═════ Exercise data

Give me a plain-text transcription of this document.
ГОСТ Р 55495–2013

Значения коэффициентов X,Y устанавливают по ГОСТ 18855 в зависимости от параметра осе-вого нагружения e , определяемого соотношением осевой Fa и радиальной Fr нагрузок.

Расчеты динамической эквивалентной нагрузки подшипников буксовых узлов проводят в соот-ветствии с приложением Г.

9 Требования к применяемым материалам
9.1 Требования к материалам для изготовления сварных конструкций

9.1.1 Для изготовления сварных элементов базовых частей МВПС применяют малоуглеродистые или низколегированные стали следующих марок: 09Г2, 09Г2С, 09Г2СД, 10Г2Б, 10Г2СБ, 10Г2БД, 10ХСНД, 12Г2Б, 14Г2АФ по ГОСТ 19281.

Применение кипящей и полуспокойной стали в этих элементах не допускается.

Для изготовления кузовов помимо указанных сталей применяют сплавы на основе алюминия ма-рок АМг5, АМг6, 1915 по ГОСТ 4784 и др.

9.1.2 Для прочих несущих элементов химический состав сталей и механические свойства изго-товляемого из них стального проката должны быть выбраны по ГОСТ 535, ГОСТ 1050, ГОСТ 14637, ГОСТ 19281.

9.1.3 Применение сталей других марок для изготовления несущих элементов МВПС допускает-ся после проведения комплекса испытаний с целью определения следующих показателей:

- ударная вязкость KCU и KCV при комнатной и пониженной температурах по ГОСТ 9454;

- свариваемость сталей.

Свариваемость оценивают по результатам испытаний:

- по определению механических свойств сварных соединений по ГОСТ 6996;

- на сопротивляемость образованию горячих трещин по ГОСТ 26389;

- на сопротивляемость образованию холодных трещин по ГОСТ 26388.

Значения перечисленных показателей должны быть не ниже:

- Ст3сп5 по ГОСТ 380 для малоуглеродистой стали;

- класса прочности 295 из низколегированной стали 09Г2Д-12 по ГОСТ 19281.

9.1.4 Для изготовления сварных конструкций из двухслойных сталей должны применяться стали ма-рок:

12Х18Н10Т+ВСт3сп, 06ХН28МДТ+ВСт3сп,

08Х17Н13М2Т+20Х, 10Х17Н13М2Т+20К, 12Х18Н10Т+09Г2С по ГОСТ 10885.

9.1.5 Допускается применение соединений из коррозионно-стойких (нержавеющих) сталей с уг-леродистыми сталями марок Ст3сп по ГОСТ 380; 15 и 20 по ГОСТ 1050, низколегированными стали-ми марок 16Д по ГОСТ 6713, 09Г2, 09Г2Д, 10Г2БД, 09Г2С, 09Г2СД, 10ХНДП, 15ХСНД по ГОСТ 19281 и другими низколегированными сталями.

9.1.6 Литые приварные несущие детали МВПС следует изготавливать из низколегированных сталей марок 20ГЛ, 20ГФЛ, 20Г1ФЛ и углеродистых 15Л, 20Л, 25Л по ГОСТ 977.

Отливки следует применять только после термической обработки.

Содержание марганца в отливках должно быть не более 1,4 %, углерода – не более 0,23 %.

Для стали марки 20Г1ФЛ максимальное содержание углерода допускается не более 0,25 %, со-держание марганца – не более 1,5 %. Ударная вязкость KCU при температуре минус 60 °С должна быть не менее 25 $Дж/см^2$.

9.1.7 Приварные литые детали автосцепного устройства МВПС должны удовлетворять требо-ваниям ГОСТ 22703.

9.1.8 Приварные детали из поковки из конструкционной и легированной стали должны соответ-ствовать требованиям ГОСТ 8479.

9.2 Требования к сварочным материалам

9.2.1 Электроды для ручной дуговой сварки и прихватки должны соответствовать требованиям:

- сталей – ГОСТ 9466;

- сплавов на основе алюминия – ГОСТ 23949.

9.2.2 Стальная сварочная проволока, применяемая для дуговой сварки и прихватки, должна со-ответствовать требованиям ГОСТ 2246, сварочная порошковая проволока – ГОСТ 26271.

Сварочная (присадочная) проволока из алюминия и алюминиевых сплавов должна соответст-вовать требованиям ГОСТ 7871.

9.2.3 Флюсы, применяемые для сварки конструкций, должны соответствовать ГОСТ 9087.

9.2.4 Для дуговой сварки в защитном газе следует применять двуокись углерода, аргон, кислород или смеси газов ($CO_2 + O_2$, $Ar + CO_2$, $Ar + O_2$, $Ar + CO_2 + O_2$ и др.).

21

══════════

» Written task: Using the listing above, reproduce each line without omission.

» Solution:
Give me a plain-text transcription of this document.
ГОСТ Р 55495–2013

Значения коэффициентов X,Y устанавливают по ГОСТ 18855 в зависимости от параметра осе-вого нагружения e , определяемого соотношением осевой Fa и радиальной Fr нагрузок.

Расчеты динамической эквивалентной нагрузки подшипников буксовых узлов проводят в соот-ветствии с приложением Г.

9 Требования к применяемым материалам
9.1 Требования к материалам для изготовления сварных конструкций

9.1.1 Для изготовления сварных элементов базовых частей МВПС применяют малоуглеродистые или низколегированные стали следующих марок: 09Г2, 09Г2С, 09Г2СД, 10Г2Б, 10Г2СБ, 10Г2БД, 10ХСНД, 12Г2Б, 14Г2АФ по ГОСТ 19281.

Применение кипящей и полуспокойной стали в этих элементах не допускается.

Для изготовления кузовов помимо указанных сталей применяют сплавы на основе алюминия ма-рок АМг5, АМг6, 1915 по ГОСТ 4784 и др.

9.1.2 Для прочих несущих элементов химический состав сталей и механические свойства изго-товляемого из них стального проката должны быть выбраны по ГОСТ 535, ГОСТ 1050, ГОСТ 14637, ГОСТ 19281.

9.1.3 Применение сталей других марок для изготовления несущих элементов МВПС допускает-ся после проведения комплекса испытаний с целью определения следующих показателей:

- ударная вязкость KCU и KCV при комнатной и пониженной температурах по ГОСТ 9454;

- свариваемость сталей.

Свариваемость оценивают по результатам испытаний:

- по определению механических свойств сварных соединений по ГОСТ 6996;

- на сопротивляемость образованию горячих трещин по ГОСТ 26389;

- на сопротивляемость образованию холодных трещин по ГОСТ 26388.

Значения перечисленных показателей должны быть не ниже:

- Ст3сп5 по ГОСТ 380 для малоуглеродистой стали;

- класса прочности 295 из низколегированной стали 09Г2Д-12 по ГОСТ 19281.

9.1.4 Для изготовления сварных конструкций из двухслойных сталей должны применяться стали ма-рок:

12Х18Н10Т+ВСт3сп, 06ХН28МДТ+ВСт3сп,

08Х17Н13М2Т+20Х, 10Х17Н13М2Т+20К, 12Х18Н10Т+09Г2С по ГОСТ 10885.

9.1.5 Допускается применение соединений из коррозионно-стойких (нержавеющих) сталей с уг-леродистыми сталями марок Ст3сп по ГОСТ 380; 15 и 20 по ГОСТ 1050, низколегированными стали-ми марок 16Д по ГОСТ 6713, 09Г2, 09Г2Д, 10Г2БД, 09Г2С, 09Г2СД, 10ХНДП, 15ХСНД по ГОСТ 19281 и другими низколегированными сталями.

9.1.6 Литые приварные несущие детали МВПС следует изготавливать из низколегированных сталей марок 20ГЛ, 20ГФЛ, 20Г1ФЛ и углеродистых 15Л, 20Л, 25Л по ГОСТ 977.

Отливки следует применять только после термической обработки.

Содержание марганца в отливках должно быть не более 1,4 %, углерода – не более 0,23 %.

Для стали марки 20Г1ФЛ максимальное содержание углерода допускается не более 0,25 %, со-держание марганца – не более 1,5 %. Ударная вязкость KCU при температуре минус 60 °С должна быть не менее 25 $Дж/см^2$.

9.1.7 Приварные литые детали автосцепного устройства МВПС должны удовлетворять требо-ваниям ГОСТ 22703.

9.1.8 Приварные детали из поковки из конструкционной и легированной стали должны соответ-ствовать требованиям ГОСТ 8479.

9.2 Требования к сварочным материалам

9.2.1 Электроды для ручной дуговой сварки и прихватки должны соответствовать требованиям:

- сталей – ГОСТ 9466;

- сплавов на основе алюминия – ГОСТ 23949.

9.2.2 Стальная сварочная проволока, применяемая для дуговой сварки и прихватки, должна со-ответствовать требованиям ГОСТ 2246, сварочная порошковая проволока – ГОСТ 26271.

Сварочная (присадочная) проволока из алюминия и алюминиевых сплавов должна соответст-вовать требованиям ГОСТ 7871.

9.2.3 Флюсы, применяемые для сварки конструкций, должны соответствовать ГОСТ 9087.

9.2.4 Для дуговой сварки в защитном газе следует применять двуокись углерода, аргон, кислород или смеси газов ($CO_2 + O_2$, $Ar + CO_2$, $Ar + O_2$, $Ar + CO_2 + O_2$ и др.).

21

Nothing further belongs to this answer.